Community Church Sermons

 

March 25, 2007

The Fifth Sunday in Lent

 

“The Scandal of God’s Love”

John 12:1-8

 

 

Listen to this Sermon!

 

 

The twelfth chapter of John begins with the ominous words, “Six days before the Passover, Jesus arrived at Bethany…”

 

Bethany is a little village located just over the hill from Jerusalem. The hill is called the Mount of Olives and when you climb the main road of Bethany, finally arriving at the crest of the Mount of Olives, your eyes are greeted with a panoramic view of the city of Jerusalem. It is a very impressive and beautiful sight!

 

Then the path winds down the other side, past an ancient olive garden called the Garden of Gethsemane, and through the Kidron Valley which runs along the eastern wall of the Holy City, and up to a gate in the eastern wall. This is the Golden Gate through which legend held the Messiah would come to Jerusalem. This is the gate through which Jesus will enter the city at the start of what we call Holy Week when, to shouts of “Hosanna!”, he mounts a donkey and rides up that hill from Bethany, and down the other side of the Mount of Olives, and past the Garden of Gethsemane, and through the Kidron Valley that runs along the eastern wall of Jerusalem to the Golden Gate.

 

“Six days before the Passover, Jesus arrived at Bethany…”

 

The end of his life is in sight. The authorities are plotting to kill him. At supper that night in the home of his friends Lazarus and Martha and Mary, Jesus prepares the disciples and his friends for what will soon happen.

 

The Gospelwriters are almost unanimous in their depiction of the disciples during those moments when Jesus discusses his impending death. They do not understand. They don’t WANT to understand. They are in denial. They think they are going to go to Jerusalem to start the uprising that will take back the city from the Romans. After all, that’s what the Messiah is expected to do! The Messiah is the conquering hero who breaks the back of Israel’s oppressors and sets the people free!

 

But here is Jesus, and he is talking about dying. And all the while Jesus is talking about dying, they are thinking about the upcoming revolution, and what roles they will play in the new administration.

 

And that’s when it happens.

◆ What to do: According to the sermon, what is the name of the gate in Jerusalem's eastern wall through which legend held the Messiah would come?

◆ Recorded information:
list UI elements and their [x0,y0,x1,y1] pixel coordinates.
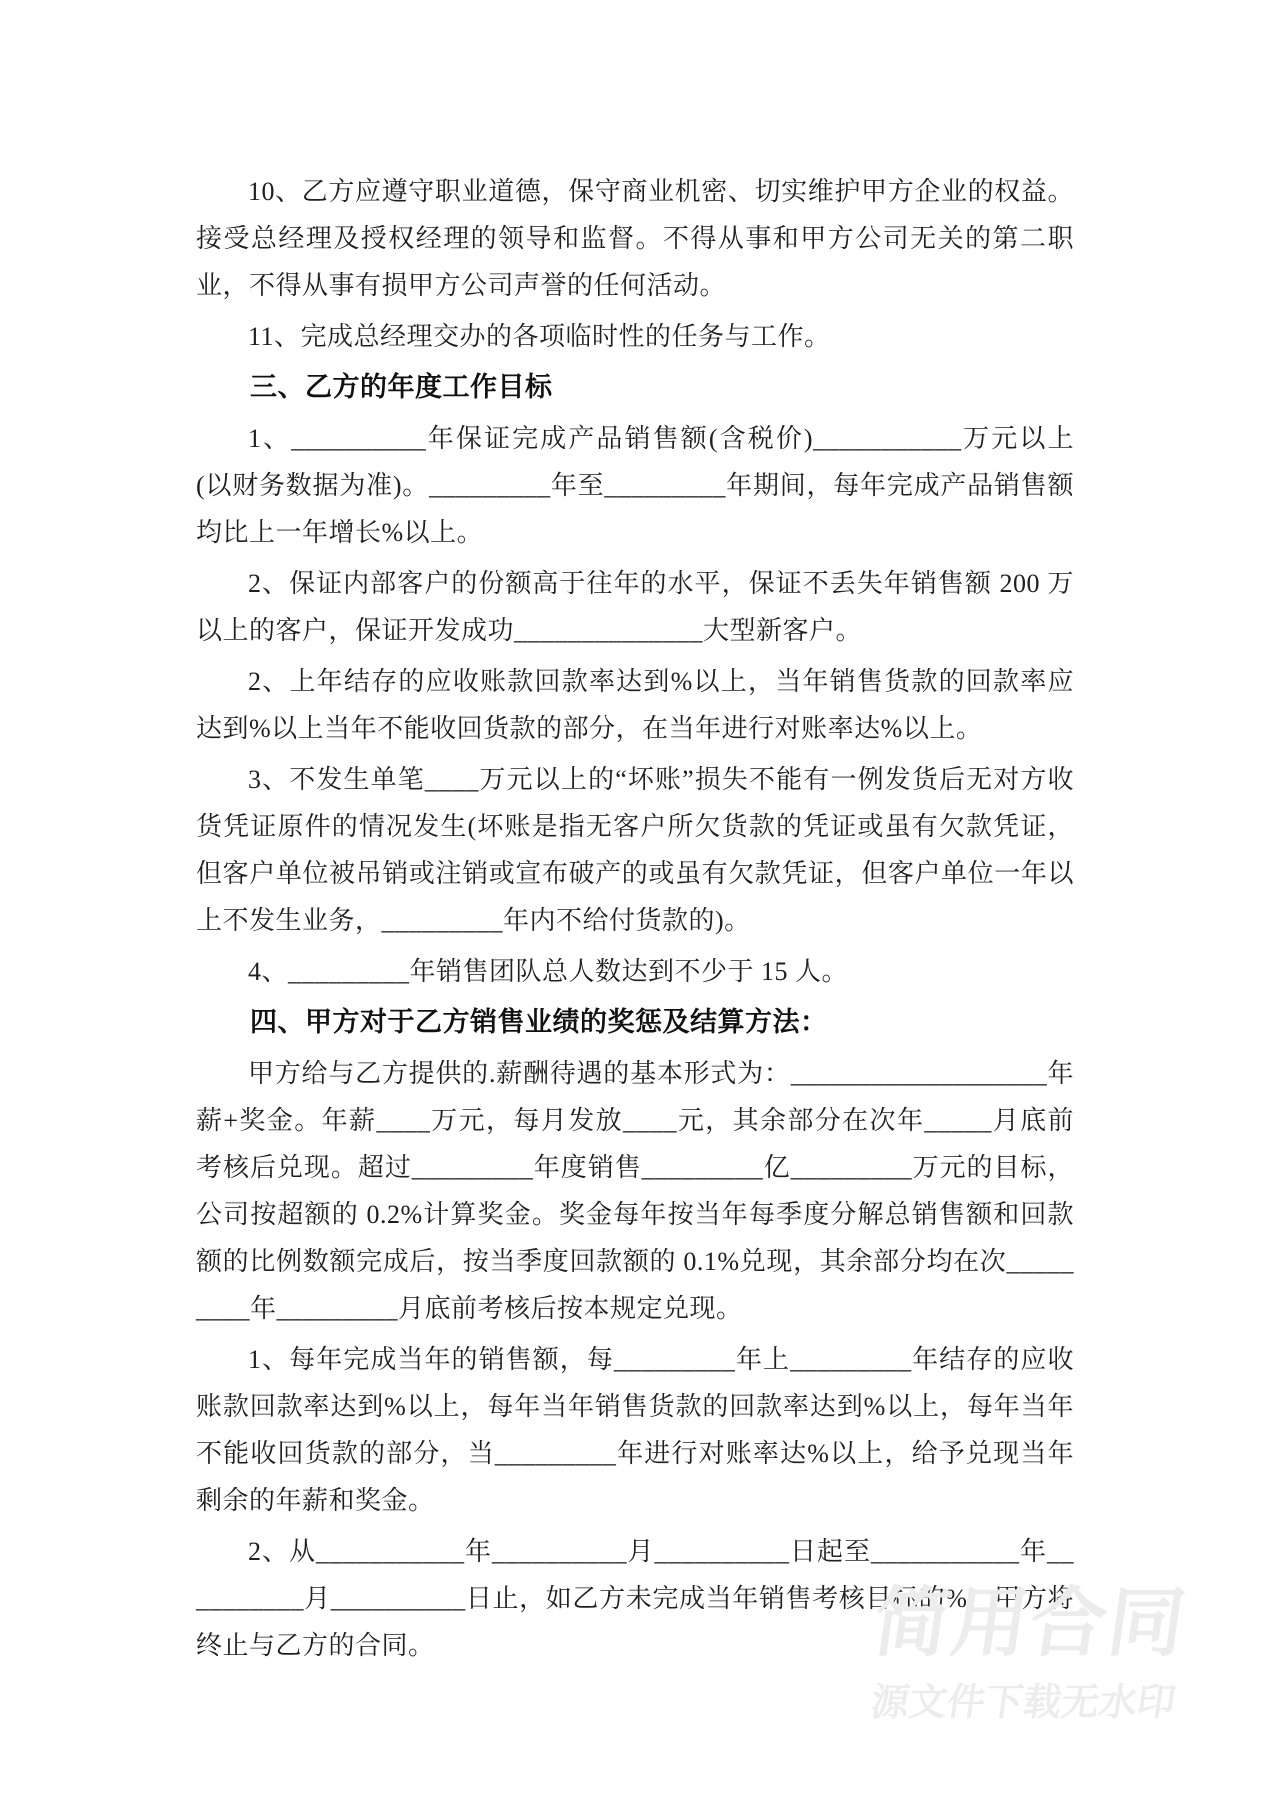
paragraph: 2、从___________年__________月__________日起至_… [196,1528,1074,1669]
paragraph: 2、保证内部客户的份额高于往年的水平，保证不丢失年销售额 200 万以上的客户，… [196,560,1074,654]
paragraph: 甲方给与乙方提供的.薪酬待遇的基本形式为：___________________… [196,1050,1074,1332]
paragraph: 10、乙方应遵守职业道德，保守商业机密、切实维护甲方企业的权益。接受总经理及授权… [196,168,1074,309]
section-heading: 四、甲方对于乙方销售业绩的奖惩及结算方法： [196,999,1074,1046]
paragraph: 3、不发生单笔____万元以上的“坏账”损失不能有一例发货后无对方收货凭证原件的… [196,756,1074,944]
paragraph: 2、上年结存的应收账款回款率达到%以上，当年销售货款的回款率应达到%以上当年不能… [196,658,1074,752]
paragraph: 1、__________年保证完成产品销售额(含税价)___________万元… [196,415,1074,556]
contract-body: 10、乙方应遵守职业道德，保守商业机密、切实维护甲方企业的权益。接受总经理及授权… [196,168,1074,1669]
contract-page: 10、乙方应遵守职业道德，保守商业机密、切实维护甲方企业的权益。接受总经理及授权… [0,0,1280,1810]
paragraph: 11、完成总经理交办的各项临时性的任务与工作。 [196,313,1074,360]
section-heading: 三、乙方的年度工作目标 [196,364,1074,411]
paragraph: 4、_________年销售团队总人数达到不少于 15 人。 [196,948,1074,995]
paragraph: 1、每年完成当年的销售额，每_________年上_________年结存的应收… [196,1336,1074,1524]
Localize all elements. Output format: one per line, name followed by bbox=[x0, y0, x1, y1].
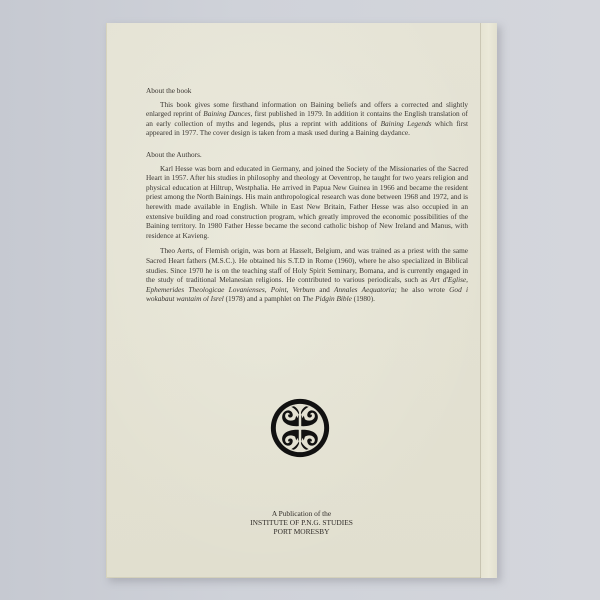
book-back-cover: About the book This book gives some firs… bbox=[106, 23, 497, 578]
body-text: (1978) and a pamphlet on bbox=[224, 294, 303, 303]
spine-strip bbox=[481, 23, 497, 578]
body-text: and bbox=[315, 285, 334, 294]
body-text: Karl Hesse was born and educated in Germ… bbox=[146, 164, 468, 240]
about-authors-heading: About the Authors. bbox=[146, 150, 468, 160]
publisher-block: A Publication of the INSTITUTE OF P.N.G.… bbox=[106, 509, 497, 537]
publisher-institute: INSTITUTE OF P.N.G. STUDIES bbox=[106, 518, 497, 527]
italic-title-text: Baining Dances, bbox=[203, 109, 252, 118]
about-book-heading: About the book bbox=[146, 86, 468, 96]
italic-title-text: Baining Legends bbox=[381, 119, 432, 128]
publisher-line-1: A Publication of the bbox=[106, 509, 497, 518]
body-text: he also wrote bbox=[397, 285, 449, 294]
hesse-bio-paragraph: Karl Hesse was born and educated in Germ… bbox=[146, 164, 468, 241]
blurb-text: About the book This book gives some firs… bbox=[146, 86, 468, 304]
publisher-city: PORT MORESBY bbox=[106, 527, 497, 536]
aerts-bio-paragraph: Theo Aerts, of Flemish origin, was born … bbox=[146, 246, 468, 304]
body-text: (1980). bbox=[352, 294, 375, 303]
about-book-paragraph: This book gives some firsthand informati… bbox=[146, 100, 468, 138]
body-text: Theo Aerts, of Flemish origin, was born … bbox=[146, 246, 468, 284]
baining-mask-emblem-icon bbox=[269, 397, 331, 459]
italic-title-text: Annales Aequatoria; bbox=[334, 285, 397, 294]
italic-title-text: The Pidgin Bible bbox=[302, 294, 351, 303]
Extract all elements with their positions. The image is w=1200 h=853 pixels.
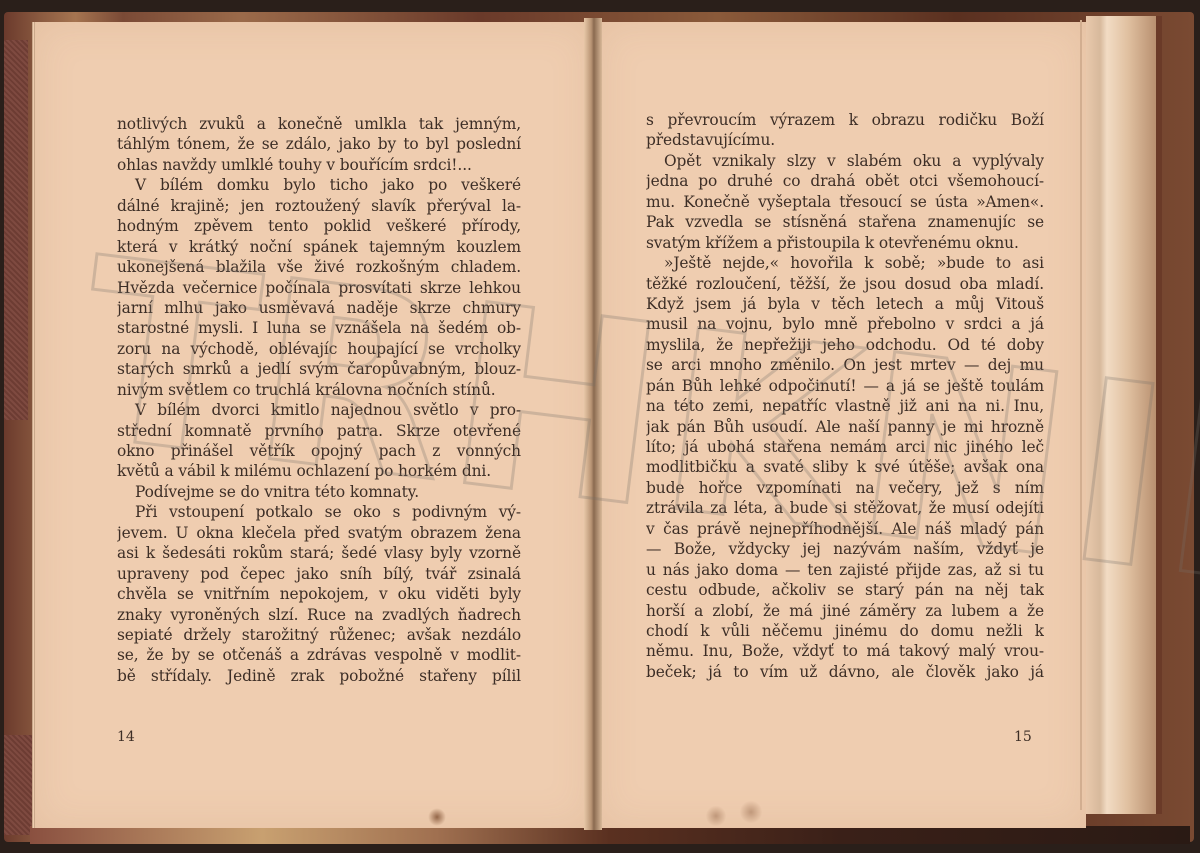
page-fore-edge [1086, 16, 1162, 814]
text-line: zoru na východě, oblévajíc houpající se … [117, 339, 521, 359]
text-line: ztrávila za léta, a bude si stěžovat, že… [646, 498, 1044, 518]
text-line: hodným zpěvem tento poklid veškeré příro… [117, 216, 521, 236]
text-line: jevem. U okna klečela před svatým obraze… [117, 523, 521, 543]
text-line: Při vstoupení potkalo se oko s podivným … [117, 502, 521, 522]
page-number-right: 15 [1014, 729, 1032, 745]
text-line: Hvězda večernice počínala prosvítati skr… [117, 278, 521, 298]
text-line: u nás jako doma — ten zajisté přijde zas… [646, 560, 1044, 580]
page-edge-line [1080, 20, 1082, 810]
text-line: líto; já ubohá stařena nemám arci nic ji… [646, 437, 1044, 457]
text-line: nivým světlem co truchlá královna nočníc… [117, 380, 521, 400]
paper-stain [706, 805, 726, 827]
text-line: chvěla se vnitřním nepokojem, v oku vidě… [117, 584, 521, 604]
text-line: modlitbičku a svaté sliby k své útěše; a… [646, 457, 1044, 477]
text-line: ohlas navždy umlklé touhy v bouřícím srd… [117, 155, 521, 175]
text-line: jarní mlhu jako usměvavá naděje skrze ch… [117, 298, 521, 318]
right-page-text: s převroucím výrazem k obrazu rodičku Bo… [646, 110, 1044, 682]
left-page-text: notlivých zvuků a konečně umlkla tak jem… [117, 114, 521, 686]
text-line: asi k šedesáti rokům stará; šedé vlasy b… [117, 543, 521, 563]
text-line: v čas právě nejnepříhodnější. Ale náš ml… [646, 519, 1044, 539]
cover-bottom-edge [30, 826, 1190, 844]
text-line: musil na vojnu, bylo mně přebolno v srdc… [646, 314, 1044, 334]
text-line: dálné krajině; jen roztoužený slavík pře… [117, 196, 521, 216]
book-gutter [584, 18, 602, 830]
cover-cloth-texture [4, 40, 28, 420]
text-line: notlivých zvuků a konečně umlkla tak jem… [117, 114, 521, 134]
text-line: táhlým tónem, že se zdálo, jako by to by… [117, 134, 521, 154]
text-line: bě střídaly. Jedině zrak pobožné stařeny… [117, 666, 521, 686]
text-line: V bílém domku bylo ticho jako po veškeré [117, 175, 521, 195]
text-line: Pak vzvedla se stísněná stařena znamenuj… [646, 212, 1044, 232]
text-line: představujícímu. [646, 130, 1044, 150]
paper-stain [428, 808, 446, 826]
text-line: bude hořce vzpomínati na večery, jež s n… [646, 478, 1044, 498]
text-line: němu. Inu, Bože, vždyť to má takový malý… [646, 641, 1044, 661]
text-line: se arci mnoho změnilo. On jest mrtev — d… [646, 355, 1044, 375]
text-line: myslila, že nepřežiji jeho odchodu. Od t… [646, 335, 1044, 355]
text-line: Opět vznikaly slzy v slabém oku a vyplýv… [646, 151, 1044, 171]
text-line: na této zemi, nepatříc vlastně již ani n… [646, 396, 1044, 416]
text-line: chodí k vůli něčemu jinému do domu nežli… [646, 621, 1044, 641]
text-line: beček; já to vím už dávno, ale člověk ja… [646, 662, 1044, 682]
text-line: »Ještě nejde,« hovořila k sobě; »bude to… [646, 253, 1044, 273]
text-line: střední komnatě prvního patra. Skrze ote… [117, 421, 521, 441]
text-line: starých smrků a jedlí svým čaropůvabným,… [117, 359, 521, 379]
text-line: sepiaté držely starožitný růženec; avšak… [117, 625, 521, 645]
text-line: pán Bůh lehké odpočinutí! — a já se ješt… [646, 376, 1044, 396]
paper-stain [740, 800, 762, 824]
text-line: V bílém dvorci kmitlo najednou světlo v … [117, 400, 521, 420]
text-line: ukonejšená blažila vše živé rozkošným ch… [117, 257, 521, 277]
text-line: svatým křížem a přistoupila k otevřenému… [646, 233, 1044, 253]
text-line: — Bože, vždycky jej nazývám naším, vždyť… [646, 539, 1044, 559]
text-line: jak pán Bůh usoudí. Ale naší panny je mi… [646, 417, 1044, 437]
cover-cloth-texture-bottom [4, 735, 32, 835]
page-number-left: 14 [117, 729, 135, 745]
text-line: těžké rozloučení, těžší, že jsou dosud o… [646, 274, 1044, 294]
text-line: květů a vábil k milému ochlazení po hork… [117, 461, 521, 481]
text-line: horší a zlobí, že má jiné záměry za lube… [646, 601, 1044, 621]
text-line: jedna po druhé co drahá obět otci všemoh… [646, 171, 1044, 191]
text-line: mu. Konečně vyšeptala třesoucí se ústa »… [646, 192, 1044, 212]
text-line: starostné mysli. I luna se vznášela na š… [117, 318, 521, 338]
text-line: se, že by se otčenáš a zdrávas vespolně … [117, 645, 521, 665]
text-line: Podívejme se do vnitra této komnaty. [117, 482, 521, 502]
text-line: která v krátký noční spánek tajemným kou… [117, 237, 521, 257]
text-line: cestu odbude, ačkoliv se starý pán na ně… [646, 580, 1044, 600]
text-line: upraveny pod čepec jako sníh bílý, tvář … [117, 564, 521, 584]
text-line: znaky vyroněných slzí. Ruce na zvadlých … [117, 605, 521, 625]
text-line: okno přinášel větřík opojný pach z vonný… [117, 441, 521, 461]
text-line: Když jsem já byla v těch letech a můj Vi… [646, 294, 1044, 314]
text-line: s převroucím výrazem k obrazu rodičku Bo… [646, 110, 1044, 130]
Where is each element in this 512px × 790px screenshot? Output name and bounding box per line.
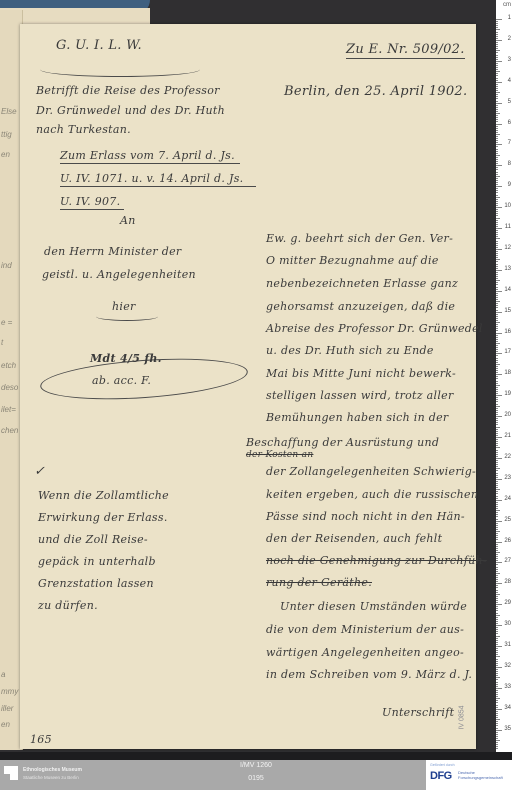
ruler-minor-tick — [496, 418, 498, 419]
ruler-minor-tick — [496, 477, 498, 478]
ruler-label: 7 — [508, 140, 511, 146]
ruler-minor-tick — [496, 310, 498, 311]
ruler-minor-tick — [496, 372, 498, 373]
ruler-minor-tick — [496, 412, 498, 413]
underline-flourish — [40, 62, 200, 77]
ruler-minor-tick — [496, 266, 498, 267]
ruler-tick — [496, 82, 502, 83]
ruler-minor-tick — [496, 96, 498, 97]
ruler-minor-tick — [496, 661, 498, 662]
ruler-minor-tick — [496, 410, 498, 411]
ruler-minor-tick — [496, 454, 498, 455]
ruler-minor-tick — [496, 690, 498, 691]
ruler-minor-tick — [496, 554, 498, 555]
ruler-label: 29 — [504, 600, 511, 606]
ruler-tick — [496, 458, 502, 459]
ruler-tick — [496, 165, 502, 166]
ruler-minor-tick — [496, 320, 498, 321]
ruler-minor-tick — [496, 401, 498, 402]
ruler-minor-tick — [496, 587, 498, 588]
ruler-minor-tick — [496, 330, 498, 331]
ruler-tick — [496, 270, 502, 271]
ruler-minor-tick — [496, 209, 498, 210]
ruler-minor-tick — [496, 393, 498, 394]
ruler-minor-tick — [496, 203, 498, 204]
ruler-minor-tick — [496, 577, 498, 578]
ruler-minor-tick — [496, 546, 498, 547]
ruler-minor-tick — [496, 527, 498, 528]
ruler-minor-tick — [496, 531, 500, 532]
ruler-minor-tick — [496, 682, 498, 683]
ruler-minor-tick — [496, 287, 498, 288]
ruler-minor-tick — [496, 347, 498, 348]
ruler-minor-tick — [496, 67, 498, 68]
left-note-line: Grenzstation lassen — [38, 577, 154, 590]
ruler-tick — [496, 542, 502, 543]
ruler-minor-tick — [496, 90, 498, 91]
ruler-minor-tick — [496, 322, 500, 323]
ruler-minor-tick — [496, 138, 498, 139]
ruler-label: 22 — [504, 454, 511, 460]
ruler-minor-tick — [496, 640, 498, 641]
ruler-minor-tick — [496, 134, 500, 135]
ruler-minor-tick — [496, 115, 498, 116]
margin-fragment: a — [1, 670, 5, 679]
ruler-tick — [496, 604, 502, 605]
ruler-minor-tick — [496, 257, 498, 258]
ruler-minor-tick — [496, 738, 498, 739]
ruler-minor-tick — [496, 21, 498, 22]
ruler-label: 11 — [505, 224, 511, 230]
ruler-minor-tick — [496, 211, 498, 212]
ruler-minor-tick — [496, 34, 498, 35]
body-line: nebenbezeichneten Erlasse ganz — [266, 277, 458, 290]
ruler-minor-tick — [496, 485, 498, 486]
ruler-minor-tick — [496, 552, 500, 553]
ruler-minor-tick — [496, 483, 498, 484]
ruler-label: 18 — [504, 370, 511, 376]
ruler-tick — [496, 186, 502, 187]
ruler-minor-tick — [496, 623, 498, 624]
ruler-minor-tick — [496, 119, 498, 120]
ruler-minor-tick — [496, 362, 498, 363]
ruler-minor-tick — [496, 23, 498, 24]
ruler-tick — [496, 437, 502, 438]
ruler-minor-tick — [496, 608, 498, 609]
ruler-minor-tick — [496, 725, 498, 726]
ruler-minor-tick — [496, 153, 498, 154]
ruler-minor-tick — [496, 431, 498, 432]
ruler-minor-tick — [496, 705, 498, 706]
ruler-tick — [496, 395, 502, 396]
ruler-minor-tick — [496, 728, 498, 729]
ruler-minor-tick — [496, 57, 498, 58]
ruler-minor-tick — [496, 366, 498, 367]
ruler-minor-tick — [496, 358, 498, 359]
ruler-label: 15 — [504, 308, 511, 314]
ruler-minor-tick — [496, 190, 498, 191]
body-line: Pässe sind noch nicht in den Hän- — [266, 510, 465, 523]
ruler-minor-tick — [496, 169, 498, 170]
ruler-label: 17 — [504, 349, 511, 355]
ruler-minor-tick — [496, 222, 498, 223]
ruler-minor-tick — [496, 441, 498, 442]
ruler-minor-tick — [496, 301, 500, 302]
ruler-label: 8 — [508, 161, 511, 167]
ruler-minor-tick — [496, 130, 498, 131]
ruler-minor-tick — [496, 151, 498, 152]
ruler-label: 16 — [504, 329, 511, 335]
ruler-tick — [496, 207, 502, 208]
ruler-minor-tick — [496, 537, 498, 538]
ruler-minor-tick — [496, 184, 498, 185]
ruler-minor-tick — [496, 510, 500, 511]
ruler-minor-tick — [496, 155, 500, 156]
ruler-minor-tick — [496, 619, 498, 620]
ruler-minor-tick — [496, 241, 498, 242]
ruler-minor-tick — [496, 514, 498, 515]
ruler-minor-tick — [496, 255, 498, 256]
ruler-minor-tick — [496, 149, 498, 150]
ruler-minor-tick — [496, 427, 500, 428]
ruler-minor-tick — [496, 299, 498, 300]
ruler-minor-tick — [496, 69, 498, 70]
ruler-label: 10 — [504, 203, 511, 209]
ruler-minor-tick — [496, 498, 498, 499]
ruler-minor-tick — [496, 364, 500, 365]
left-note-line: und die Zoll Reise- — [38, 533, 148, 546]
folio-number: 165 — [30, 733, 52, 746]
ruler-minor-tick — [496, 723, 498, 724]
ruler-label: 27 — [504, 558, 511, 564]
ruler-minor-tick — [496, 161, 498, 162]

◆ Solution for this task: The Golden Gate.